WORK REQUIRED
Using the records that follow, copy every line containing the word "text".

Items from a dataset
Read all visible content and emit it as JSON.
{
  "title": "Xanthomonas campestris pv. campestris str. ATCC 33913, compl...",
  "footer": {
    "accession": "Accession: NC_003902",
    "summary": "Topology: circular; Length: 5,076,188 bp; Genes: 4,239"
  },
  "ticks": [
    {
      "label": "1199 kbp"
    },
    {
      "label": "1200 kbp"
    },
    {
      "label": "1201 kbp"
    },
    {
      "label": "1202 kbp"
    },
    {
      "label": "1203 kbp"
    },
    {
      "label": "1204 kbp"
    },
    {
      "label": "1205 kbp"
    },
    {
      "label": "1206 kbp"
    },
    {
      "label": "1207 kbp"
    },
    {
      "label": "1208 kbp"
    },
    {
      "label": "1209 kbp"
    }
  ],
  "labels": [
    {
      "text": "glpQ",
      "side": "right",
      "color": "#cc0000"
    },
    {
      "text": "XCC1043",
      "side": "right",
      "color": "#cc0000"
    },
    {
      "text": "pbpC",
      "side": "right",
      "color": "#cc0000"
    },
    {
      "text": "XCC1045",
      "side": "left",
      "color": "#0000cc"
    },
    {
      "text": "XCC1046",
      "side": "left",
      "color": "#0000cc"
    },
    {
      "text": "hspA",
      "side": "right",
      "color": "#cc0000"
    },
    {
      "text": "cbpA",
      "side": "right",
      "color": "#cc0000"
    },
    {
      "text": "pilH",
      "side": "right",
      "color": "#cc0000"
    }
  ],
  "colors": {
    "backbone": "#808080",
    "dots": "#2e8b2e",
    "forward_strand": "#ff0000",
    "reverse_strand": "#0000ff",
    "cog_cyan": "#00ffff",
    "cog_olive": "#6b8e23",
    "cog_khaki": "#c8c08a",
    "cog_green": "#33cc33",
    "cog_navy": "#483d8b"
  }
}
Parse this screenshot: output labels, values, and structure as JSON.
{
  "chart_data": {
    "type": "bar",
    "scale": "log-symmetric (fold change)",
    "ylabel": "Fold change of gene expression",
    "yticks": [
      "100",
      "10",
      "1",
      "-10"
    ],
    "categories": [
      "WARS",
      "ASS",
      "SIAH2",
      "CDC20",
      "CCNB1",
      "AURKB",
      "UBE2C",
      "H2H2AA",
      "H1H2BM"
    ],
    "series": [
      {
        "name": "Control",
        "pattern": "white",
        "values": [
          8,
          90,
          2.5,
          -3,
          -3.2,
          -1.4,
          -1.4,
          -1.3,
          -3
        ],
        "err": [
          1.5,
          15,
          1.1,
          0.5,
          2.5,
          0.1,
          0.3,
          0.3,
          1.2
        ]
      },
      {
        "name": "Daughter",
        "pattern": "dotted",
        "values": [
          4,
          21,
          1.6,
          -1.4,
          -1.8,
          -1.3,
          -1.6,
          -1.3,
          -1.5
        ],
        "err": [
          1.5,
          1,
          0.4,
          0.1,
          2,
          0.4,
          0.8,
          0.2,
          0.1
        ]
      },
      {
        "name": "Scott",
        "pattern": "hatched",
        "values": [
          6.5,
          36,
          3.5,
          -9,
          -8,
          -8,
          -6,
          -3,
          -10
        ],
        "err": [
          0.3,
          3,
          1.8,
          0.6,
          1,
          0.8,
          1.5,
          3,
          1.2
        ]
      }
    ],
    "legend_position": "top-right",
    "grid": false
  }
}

TASK SOLUTION
      "text": "glpQ",
      "text": "XCC1043",
      "text": "pbpC",
      "text": "XCC1045",
      "text": "XCC1046",
      "text": "hspA",
      "text": "cbpA",
      "text": "pilH",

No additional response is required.